_WHAT THE TASK REQUIRES_
The records that follow must be reproduced in full, exactly as written.

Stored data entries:
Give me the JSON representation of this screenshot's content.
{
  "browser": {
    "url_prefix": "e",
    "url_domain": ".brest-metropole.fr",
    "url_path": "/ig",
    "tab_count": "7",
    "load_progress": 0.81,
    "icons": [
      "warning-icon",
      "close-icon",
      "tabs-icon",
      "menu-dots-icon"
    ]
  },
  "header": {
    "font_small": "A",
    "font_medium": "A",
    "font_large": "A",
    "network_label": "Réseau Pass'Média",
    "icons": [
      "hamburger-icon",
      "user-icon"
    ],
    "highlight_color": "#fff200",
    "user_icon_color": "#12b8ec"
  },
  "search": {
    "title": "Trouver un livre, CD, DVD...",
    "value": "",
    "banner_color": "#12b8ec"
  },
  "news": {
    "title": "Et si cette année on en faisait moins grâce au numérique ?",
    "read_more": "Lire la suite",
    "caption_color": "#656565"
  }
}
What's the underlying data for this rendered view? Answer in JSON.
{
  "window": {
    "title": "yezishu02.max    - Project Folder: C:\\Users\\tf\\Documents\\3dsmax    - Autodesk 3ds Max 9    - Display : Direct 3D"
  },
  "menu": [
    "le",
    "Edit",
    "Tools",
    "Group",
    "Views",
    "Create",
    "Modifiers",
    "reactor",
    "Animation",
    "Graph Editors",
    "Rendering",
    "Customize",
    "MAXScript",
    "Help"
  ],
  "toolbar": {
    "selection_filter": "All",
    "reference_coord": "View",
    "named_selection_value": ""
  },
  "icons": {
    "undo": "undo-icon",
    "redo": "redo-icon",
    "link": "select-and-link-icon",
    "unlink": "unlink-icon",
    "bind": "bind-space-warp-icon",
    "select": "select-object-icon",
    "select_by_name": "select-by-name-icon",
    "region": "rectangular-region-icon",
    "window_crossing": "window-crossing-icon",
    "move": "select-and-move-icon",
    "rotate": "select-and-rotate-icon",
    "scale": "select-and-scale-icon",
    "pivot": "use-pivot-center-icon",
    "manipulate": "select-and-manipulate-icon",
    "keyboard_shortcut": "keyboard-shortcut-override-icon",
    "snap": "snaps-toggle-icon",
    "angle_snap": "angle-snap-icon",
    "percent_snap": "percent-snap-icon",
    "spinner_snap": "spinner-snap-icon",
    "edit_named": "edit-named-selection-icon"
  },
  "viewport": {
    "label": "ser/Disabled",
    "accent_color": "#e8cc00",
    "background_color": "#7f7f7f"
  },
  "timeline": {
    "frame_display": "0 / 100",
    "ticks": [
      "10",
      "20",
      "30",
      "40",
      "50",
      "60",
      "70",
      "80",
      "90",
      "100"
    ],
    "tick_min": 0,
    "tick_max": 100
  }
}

_TASK SOLUTION_
Give me the JSON representation of this screenshot's content.
{
  "browser": {
    "url_prefix": "e",
    "url_domain": ".brest-metropole.fr",
    "url_path": "/ig",
    "tab_count": "7",
    "load_progress": 0.81,
    "icons": [
      "warning-icon",
      "close-icon",
      "tabs-icon",
      "menu-dots-icon"
    ]
  },
  "header": {
    "font_small": "A",
    "font_medium": "A",
    "font_large": "A",
    "network_label": "Réseau Pass'Média",
    "icons": [
      "hamburger-icon",
      "user-icon"
    ],
    "highlight_color": "#fff200",
    "user_icon_color": "#12b8ec"
  },
  "search": {
    "title": "Trouver un livre, CD, DVD...",
    "value": "",
    "banner_color": "#12b8ec"
  },
  "news": {
    "title": "Et si cette année on en faisait moins grâce au numérique ?",
    "read_more": "Lire la suite",
    "caption_color": "#656565"
  }
}
What's the underlying data for this rendered view? Answer in JSON.
{
  "window": {
    "title": "yezishu02.max    - Project Folder: C:\\Users\\tf\\Documents\\3dsmax    - Autodesk 3ds Max 9    - Display : Direct 3D"
  },
  "menu": [
    "le",
    "Edit",
    "Tools",
    "Group",
    "Views",
    "Create",
    "Modifiers",
    "reactor",
    "Animation",
    "Graph Editors",
    "Rendering",
    "Customize",
    "MAXScript",
    "Help"
  ],
  "toolbar": {
    "selection_filter": "All",
    "reference_coord": "View",
    "named_selection_value": ""
  },
  "icons": {
    "undo": "undo-icon",
    "redo": "redo-icon",
    "link": "select-and-link-icon",
    "unlink": "unlink-icon",
    "bind": "bind-space-warp-icon",
    "select": "select-object-icon",
    "select_by_name": "select-by-name-icon",
    "region": "rectangular-region-icon",
    "window_crossing": "window-crossing-icon",
    "move": "select-and-move-icon",
    "rotate": "select-and-rotate-icon",
    "scale": "select-and-scale-icon",
    "pivot": "use-pivot-center-icon",
    "manipulate": "select-and-manipulate-icon",
    "keyboard_shortcut": "keyboard-shortcut-override-icon",
    "snap": "snaps-toggle-icon",
    "angle_snap": "angle-snap-icon",
    "percent_snap": "percent-snap-icon",
    "spinner_snap": "spinner-snap-icon",
    "edit_named": "edit-named-selection-icon"
  },
  "viewport": {
    "label": "ser/Disabled",
    "accent_color": "#e8cc00",
    "background_color": "#7f7f7f"
  },
  "timeline": {
    "frame_display": "0 / 100",
    "ticks": [
      "10",
      "20",
      "30",
      "40",
      "50",
      "60",
      "70",
      "80",
      "90",
      "100"
    ],
    "tick_min": 0,
    "tick_max": 100
  }
}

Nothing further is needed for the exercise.